§ **SELECTED EXTRACT**

★ ★ ★ ★ ★ ★ ★

Migrating Voids by David H Walker

Migrating VoidsMigrating Voids is at its heart a coming-of-age story of 18-year-old Gideon Bradshaw, a young man who lives with his mother and stepfather, who at the beginning of the story remains in the latter stage of adolescence, remote and disconnected from his family and unwilling to view them from any other perspective that that of indifference and mild resentment.

“Two A levels and a place on an HND course at Technical College should have boosted his confidence, but no: he still felt that people were judging him and finding him wanting.”

Ambivalent about his studies, he takes up a part-time job at the local pub, where a chance encounter with an inebriated out-of-town pharmacist, opens his eyes to pathways he had not considered, a change in direction that once he decides upon it, resonates within him and ignites his interest in his future studies and the local area.

“Then he took a weekend job waiting-on at the Knott Arms, and discovered something he could do well. Not that he was the world’s best waiter; he simply found that he slipped into the role with an ease that surprised him.”

Granville is an older man, who owns a chemist’s shop in Manchester and often visits his sister, the widow who owns Harkcliffe Hall.  When he falls asleep in his chair after another solo drinking session, the Bar Manager gets him to surrender his keys and asks Gideon to drive the loner home.

★ ★ ★ ★ ★ ★ ★

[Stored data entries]
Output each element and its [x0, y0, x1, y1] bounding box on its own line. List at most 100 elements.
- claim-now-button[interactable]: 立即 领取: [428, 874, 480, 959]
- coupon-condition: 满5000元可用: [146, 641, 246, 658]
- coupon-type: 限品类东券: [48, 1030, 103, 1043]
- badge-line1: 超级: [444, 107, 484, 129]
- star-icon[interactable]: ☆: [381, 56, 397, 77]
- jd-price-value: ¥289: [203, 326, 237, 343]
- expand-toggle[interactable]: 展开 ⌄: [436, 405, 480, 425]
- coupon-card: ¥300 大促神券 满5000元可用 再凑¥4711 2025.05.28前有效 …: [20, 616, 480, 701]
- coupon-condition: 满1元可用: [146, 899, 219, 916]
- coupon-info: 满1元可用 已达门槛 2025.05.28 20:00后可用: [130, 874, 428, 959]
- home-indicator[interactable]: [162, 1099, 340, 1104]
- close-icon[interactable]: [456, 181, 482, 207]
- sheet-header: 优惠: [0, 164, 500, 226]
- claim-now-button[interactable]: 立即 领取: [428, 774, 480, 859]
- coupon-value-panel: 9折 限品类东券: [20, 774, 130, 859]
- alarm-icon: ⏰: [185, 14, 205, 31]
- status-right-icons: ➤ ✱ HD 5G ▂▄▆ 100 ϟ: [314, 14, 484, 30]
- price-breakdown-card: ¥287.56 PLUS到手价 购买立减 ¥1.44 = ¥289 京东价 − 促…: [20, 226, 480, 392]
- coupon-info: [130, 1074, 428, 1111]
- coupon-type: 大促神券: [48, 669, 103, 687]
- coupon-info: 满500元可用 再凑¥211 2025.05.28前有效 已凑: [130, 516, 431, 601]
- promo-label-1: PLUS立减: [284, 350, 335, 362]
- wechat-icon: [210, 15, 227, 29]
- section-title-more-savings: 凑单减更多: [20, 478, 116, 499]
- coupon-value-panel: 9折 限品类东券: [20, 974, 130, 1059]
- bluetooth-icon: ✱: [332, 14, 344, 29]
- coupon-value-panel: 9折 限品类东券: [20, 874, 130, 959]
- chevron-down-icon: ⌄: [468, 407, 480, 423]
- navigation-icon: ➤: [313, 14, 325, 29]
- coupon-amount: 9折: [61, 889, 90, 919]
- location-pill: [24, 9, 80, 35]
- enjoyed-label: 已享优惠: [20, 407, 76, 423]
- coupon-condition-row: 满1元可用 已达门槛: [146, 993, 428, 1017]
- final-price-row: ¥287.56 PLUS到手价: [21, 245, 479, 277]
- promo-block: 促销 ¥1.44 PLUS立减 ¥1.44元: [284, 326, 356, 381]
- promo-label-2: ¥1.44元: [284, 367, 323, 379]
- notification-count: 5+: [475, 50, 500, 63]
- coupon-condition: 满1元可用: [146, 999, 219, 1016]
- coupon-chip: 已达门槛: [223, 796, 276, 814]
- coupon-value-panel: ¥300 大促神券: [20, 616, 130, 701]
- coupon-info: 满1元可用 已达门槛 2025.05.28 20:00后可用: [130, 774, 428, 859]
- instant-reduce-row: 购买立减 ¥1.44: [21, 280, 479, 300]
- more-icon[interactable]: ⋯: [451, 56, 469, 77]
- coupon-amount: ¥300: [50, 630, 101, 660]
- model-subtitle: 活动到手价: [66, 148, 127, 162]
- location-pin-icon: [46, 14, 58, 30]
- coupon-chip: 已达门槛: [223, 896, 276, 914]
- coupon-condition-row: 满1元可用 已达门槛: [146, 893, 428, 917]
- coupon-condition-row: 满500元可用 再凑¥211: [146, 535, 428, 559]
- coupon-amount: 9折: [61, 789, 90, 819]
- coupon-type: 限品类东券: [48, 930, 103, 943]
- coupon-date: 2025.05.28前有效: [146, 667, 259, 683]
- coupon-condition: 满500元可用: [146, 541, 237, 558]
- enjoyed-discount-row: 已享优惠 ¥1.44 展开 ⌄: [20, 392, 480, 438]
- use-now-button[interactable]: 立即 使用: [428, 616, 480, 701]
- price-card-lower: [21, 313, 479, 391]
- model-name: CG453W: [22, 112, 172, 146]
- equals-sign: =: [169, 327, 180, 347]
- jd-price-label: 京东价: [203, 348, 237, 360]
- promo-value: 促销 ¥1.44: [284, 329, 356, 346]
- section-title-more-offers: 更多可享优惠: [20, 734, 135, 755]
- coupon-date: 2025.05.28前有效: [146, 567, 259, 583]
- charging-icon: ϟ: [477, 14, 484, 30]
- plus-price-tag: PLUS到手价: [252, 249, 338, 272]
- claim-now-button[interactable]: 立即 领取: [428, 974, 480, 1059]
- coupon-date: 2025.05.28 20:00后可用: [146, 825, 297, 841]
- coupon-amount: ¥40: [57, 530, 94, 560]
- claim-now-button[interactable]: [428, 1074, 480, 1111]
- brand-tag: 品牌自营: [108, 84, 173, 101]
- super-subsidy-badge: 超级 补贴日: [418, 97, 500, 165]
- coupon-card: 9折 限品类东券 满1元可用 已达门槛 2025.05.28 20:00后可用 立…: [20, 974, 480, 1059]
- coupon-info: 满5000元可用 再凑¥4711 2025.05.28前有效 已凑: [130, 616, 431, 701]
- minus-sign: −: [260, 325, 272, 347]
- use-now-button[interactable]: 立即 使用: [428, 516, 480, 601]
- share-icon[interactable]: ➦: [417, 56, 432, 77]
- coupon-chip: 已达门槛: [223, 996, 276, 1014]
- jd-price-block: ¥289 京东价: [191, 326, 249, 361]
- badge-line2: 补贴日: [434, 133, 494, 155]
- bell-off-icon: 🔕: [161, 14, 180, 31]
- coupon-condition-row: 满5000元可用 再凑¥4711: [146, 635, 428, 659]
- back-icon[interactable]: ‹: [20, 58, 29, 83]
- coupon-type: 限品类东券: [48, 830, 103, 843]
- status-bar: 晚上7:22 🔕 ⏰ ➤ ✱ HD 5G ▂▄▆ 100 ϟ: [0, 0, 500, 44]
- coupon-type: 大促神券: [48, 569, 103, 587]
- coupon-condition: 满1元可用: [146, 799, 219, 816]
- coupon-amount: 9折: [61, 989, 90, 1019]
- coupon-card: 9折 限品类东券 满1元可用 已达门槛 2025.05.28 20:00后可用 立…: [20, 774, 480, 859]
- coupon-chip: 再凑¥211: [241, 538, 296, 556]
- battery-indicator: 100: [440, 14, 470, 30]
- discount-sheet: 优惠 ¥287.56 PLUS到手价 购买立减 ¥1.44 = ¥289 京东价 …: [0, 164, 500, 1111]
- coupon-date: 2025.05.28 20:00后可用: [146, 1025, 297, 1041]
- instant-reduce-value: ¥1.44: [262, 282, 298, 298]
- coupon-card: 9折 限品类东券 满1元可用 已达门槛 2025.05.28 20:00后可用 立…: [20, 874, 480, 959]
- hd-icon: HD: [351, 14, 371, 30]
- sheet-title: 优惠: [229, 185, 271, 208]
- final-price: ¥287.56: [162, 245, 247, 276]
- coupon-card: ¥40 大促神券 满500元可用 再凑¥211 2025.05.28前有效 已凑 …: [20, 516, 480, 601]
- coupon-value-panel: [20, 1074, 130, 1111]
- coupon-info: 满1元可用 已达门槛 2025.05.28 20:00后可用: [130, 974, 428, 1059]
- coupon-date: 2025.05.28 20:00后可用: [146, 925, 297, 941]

★ ★ ★ ★ ★ ★ ★

§ **QUESTIONS**
1/ Extract the passage of the Migrating Voids review from "Ambivalent about his" to "the local area.".
2/ What is the Spanish translation of this sentence from the Migrating Voids review: "Then he took a weekend job waiting-on at the Knott Arms, and discovered something he could do well."?
3/ Do these statements agree with the Migrating Voids review? Answer each with yes or no and quote the deciding words.
(a) Gideon is 18 years old.
(b) Granville owns a chemist's shop in London.
(c) The Bar Manager asks Gideon to drive Granville home.
Work from the Migrating Voids review alone.

§ **PROBLEM SOLUTIONS**
1/
Ambivalent about his studies, he takes up a part-time job at the local pub, where a chance encounter with an inebriated out-of-town pharmacist, opens his eyes to pathways he had not considered, a change in direction that once he decides upon it, resonates within him and ignites his interest in his future studies and the local area.

2/ Luego aceptó un trabajo de fin de semana como camarero en el Knott Arms y descubrió algo que sabía hacer bien.

3/
(a) Yes: "18-year-old Gideon Bradshaw"
(b) No: "who owns a chemist’s shop in Manchester"
(c) Yes: "asks Gideon to drive the loner home"